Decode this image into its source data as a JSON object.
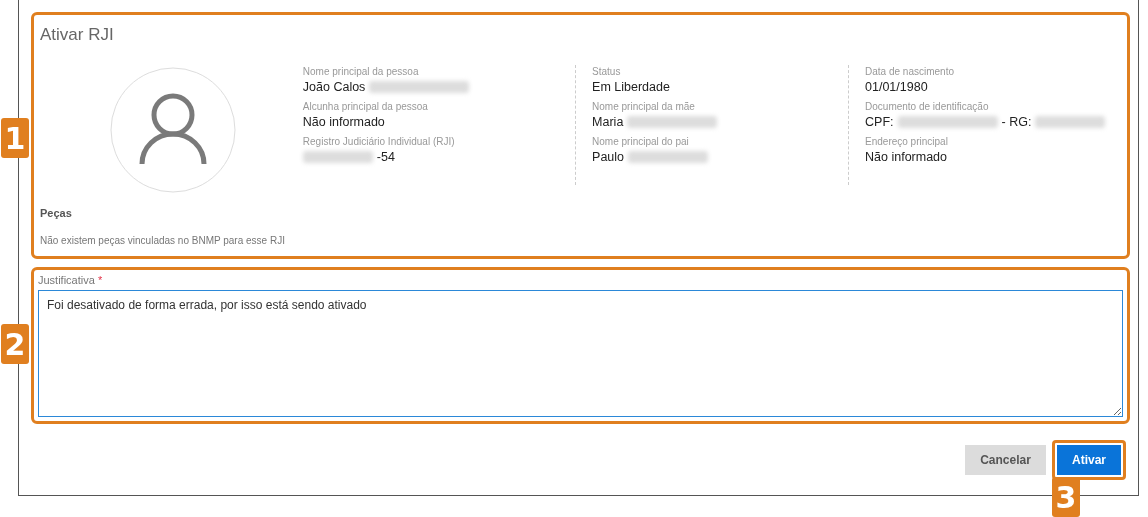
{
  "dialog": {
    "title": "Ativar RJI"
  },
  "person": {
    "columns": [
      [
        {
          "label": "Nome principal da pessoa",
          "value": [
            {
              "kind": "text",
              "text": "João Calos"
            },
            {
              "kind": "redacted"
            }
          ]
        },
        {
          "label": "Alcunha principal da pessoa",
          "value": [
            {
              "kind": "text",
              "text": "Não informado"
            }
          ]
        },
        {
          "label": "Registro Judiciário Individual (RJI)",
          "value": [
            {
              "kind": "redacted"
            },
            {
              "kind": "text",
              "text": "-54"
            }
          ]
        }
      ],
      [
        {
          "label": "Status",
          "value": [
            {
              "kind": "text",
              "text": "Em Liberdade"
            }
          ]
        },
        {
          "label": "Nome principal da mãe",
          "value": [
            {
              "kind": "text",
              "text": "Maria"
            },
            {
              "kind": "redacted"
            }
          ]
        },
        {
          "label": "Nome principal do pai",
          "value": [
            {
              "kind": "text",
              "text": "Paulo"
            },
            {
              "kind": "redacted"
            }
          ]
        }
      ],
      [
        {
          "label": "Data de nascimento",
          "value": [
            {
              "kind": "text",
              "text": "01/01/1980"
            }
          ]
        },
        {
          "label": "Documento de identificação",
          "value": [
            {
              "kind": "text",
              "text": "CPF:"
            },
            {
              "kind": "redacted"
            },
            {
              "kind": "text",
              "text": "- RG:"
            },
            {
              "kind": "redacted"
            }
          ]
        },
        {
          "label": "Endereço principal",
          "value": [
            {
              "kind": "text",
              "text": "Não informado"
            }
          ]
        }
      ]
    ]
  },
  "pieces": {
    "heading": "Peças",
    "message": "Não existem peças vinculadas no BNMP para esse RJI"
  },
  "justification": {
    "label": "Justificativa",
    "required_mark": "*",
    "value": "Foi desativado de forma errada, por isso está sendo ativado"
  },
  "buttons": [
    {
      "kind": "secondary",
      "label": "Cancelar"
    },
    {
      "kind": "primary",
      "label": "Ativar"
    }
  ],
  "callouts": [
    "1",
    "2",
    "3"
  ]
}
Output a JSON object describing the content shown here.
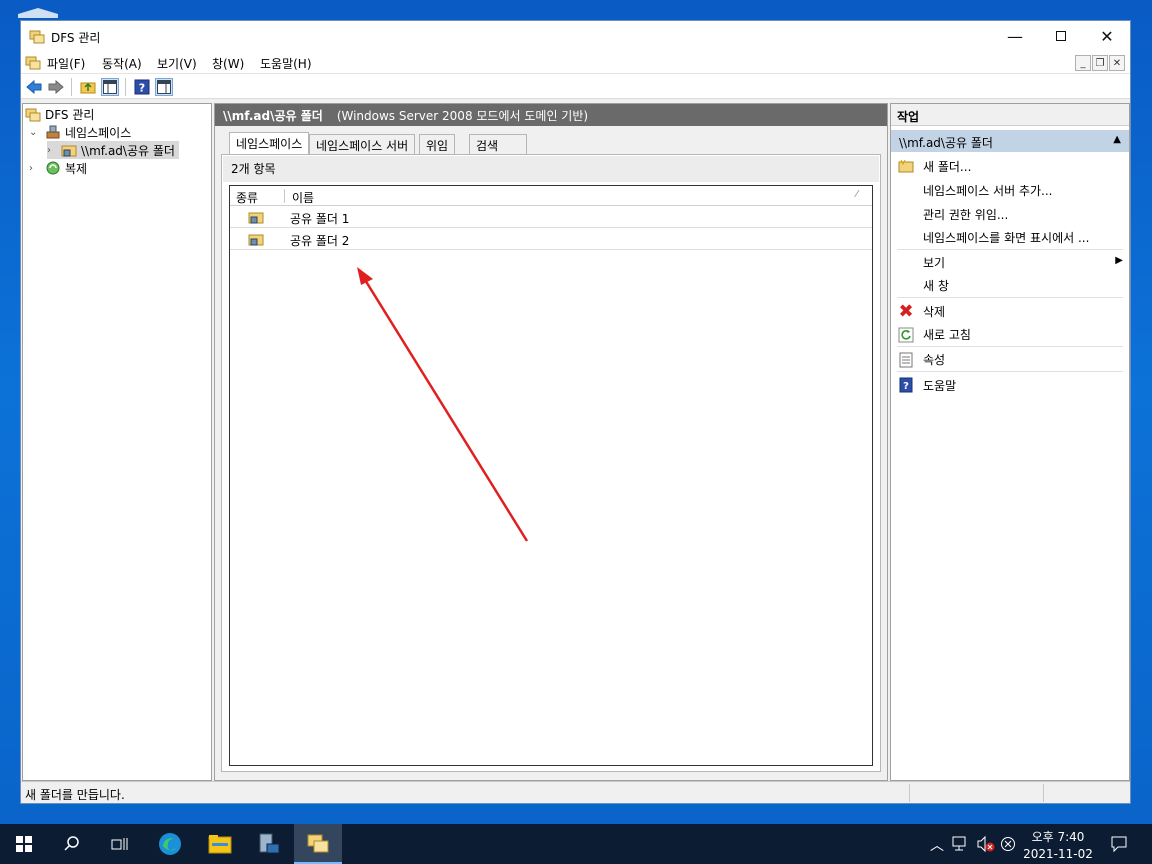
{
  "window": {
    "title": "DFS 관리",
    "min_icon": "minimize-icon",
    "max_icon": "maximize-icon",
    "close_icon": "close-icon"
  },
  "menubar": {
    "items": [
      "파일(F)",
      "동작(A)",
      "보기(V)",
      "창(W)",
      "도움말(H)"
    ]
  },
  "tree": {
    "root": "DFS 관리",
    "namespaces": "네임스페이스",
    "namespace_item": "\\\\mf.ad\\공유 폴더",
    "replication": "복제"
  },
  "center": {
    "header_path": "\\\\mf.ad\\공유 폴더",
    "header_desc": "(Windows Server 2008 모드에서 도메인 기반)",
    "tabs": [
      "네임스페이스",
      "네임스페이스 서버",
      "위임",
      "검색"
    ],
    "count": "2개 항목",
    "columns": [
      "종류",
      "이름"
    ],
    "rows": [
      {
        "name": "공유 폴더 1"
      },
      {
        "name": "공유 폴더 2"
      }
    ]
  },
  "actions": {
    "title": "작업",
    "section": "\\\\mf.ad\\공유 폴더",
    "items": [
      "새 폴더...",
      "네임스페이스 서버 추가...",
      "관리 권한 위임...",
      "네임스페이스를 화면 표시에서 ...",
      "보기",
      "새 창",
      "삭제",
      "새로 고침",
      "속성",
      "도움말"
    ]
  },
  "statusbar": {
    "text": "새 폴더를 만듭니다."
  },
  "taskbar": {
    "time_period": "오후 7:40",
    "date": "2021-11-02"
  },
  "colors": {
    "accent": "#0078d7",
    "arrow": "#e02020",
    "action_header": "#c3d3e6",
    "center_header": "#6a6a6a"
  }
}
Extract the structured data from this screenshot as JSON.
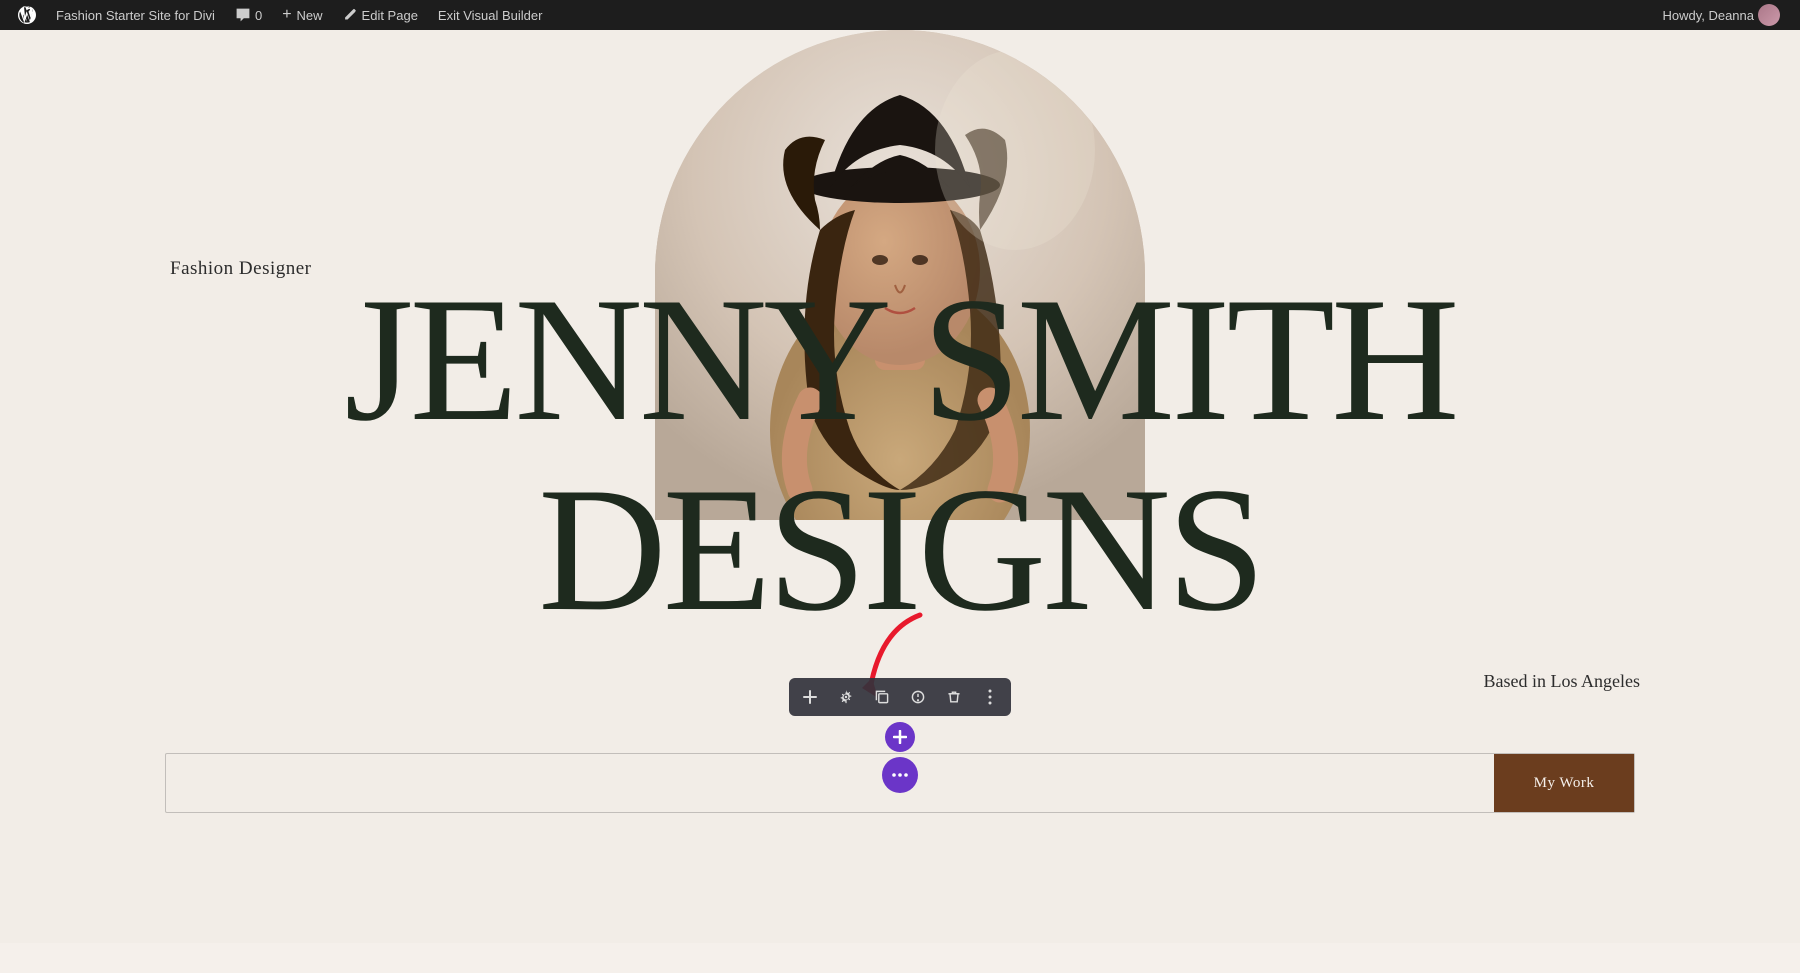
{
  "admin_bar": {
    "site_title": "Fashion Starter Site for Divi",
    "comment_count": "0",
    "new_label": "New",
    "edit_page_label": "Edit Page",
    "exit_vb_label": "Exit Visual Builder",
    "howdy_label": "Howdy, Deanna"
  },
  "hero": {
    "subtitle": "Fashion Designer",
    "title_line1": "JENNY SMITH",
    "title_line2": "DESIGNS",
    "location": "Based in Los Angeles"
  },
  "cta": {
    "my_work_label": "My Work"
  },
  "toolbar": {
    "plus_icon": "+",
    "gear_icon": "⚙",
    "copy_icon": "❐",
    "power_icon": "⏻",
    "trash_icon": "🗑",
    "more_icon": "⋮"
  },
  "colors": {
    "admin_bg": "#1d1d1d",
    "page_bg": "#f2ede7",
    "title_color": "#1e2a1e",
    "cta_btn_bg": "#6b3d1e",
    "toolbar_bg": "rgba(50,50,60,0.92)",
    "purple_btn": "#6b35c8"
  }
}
━━━━━━
* [Objective]
Write out all the entries exactly, except for the pictures.

* [Output]
Decode this image into its source data as a JSON object.
{
  "dialog": {
    "title": "Ativar RJI"
  },
  "person": {
    "columns": [
      [
        {
          "label": "Nome principal da pessoa",
          "value": [
            {
              "kind": "text",
              "text": "João Calos"
            },
            {
              "kind": "redacted"
            }
          ]
        },
        {
          "label": "Alcunha principal da pessoa",
          "value": [
            {
              "kind": "text",
              "text": "Não informado"
            }
          ]
        },
        {
          "label": "Registro Judiciário Individual (RJI)",
          "value": [
            {
              "kind": "redacted"
            },
            {
              "kind": "text",
              "text": "-54"
            }
          ]
        }
      ],
      [
        {
          "label": "Status",
          "value": [
            {
              "kind": "text",
              "text": "Em Liberdade"
            }
          ]
        },
        {
          "label": "Nome principal da mãe",
          "value": [
            {
              "kind": "text",
              "text": "Maria"
            },
            {
              "kind": "redacted"
            }
          ]
        },
        {
          "label": "Nome principal do pai",
          "value": [
            {
              "kind": "text",
              "text": "Paulo"
            },
            {
              "kind": "redacted"
            }
          ]
        }
      ],
      [
        {
          "label": "Data de nascimento",
          "value": [
            {
              "kind": "text",
              "text": "01/01/1980"
            }
          ]
        },
        {
          "label": "Documento de identificação",
          "value": [
            {
              "kind": "text",
              "text": "CPF:"
            },
            {
              "kind": "redacted"
            },
            {
              "kind": "text",
              "text": "- RG:"
            },
            {
              "kind": "redacted"
            }
          ]
        },
        {
          "label": "Endereço principal",
          "value": [
            {
              "kind": "text",
              "text": "Não informado"
            }
          ]
        }
      ]
    ]
  },
  "pieces": {
    "heading": "Peças",
    "message": "Não existem peças vinculadas no BNMP para esse RJI"
  },
  "justification": {
    "label": "Justificativa",
    "required_mark": "*",
    "value": "Foi desativado de forma errada, por isso está sendo ativado"
  },
  "buttons": [
    {
      "kind": "secondary",
      "label": "Cancelar"
    },
    {
      "kind": "primary",
      "label": "Ativar"
    }
  ],
  "callouts": [
    "1",
    "2",
    "3"
  ]
}
Output a JSON object describing the content shown here.
{
  "window": {
    "title": "DFS 관리",
    "min_icon": "minimize-icon",
    "max_icon": "maximize-icon",
    "close_icon": "close-icon"
  },
  "menubar": {
    "items": [
      "파일(F)",
      "동작(A)",
      "보기(V)",
      "창(W)",
      "도움말(H)"
    ]
  },
  "tree": {
    "root": "DFS 관리",
    "namespaces": "네임스페이스",
    "namespace_item": "\\\\mf.ad\\공유 폴더",
    "replication": "복제"
  },
  "center": {
    "header_path": "\\\\mf.ad\\공유 폴더",
    "header_desc": "(Windows Server 2008 모드에서 도메인 기반)",
    "tabs": [
      "네임스페이스",
      "네임스페이스 서버",
      "위임",
      "검색"
    ],
    "count": "2개 항목",
    "columns": [
      "종류",
      "이름"
    ],
    "rows": [
      {
        "name": "공유 폴더 1"
      },
      {
        "name": "공유 폴더 2"
      }
    ]
  },
  "actions": {
    "title": "작업",
    "section": "\\\\mf.ad\\공유 폴더",
    "items": [
      "새 폴더...",
      "네임스페이스 서버 추가...",
      "관리 권한 위임...",
      "네임스페이스를 화면 표시에서 ...",
      "보기",
      "새 창",
      "삭제",
      "새로 고침",
      "속성",
      "도움말"
    ]
  },
  "statusbar": {
    "text": "새 폴더를 만듭니다."
  },
  "taskbar": {
    "time_period": "오후 7:40",
    "date": "2021-11-02"
  },
  "colors": {
    "accent": "#0078d7",
    "arrow": "#e02020",
    "action_header": "#c3d3e6",
    "center_header": "#6a6a6a"
  }
}
Extract the structured data from this screenshot as JSON.
{
  "admin_bar": {
    "site_title": "Fashion Starter Site for Divi",
    "comment_count": "0",
    "new_label": "New",
    "edit_page_label": "Edit Page",
    "exit_vb_label": "Exit Visual Builder",
    "howdy_label": "Howdy, Deanna"
  },
  "hero": {
    "subtitle": "Fashion Designer",
    "title_line1": "JENNY SMITH",
    "title_line2": "DESIGNS",
    "location": "Based in Los Angeles"
  },
  "cta": {
    "my_work_label": "My Work"
  },
  "toolbar": {
    "plus_icon": "+",
    "gear_icon": "⚙",
    "copy_icon": "❐",
    "power_icon": "⏻",
    "trash_icon": "🗑",
    "more_icon": "⋮"
  },
  "colors": {
    "admin_bg": "#1d1d1d",
    "page_bg": "#f2ede7",
    "title_color": "#1e2a1e",
    "cta_btn_bg": "#6b3d1e",
    "toolbar_bg": "rgba(50,50,60,0.92)",
    "purple_btn": "#6b35c8"
  }
}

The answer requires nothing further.